Passage given:

◇ ◇ ◇

Numpy also offers a convenient `argmax` function. Remember that `argmax` works by selecting the *index* of the biggest element of a list:

In [31]:
np.argmax([0,-2,10,3])   # Remember that we use 0-based indexing!

2

Now can wrap everything in an updated `bayes_predict_log` function, which will be the log-based version of `bayes_predict`. Can you update it yourself?

> **<h3>💻 Try it yourself!</h3>**

In [None]:
def bayes_predict_log(document, priors, likelihoods):
    '''
    Predicts the label for a document given the trained
    priors and likelihoods.
    
    Parameters
    ----------
    document: the document to analyse
    priors: the trained priors
    likelihoods: the trained likelihoods
    
    Return
    ------
    A tuple (best_class, probabilities), where the first element
    is the name of the best class, and the second element is the dictionary of
    the computed probabilities.
    '''
    
    classes_probabilities = {}

    # unpack the dictionary and iterate 
    # through the priors
    for label, prior in priors.items():
        
        # -------------------------#
        #      E X E R C I S E     #
        # -------------------------#
        # initialise the probability of a class to the log of its its prior
        prob_class = # ...?
        for word in document:
            if word in likelihoods[label]:
                # sum the prior with the log-likelihood of each word
                prob_class =  # ...?
        classes_probabilities[label] = prob_class
    
    # get the names of the classes
    class_names = list(priors.keys())

    # -------------------------#
    #      E X E R C I S E     #
    # -------------------------#
    # complete the next line by selecting the name of the best class.
    # hint: the probabilities are saved in the dictionaries, and
    # you can access them by using classes_probabilities.values().
    # note that you can use more than 1 line if you need!
    
    best_class = # ...?

    # ~      end exercise    ~ #
    
    return best_class, classes_probabilities    

<hr>    <!-- please remember this! -->
<details>
  <summary>Click <b>here</b> to see the answer.</summary>
  <p><pre><code>
def bayes_predict_log(document, priors, likelihoods):
    '''
    Predicts the label for a document given the trained
    priors and likelihoods.
    Parameters
    ----------
    document: the document to analyse
    priors: the trained priors
    likelihoods: the trained likelihoods
    Return
    ------
    A tuple (best_class, probabilities), where the first element
    is the name of the best class, and the second element is the dictionary of
    the computed probabilities.

◇ ◇ ◇

Layout annotation records:

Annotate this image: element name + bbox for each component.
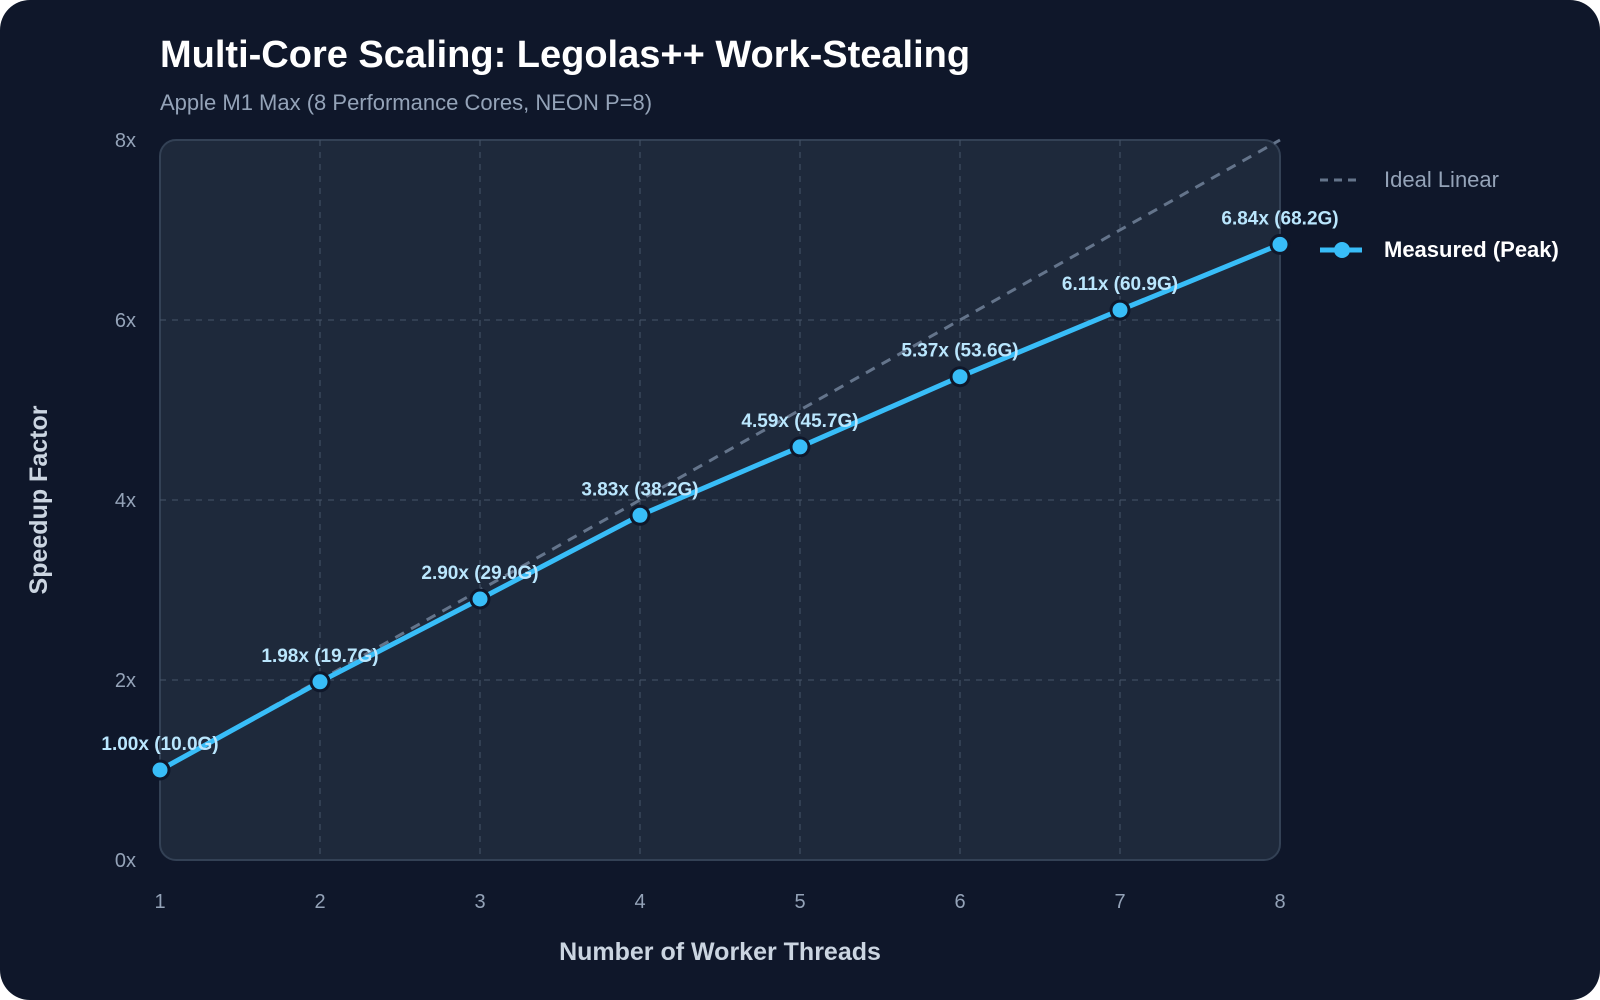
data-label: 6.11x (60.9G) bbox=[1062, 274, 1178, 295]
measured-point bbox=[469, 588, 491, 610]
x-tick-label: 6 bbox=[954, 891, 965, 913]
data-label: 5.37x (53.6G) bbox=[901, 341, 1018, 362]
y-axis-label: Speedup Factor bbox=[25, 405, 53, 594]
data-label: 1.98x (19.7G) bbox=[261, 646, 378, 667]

◇ ◇ ◇

Written problem:
Retype the stretch of the notebook excerpt from "classes_probabilities[label] = prob_class" through "if you need!". Rely only on the notebook excerpt and not on the listing.

Full solution:
classes_probabilities[label] = prob_class
    
    # get the names of the classes
    class_names = list(priors.keys())

    # -------------------------#
    #      E X E R C I S E     #
    # -------------------------#
    # complete the next line by selecting the name of the best class.
    # hint: the probabilities are saved in the dictionaries, and
    # you can access them by using classes_probabilities.values().
    # note that you can use more than 1 line if you need!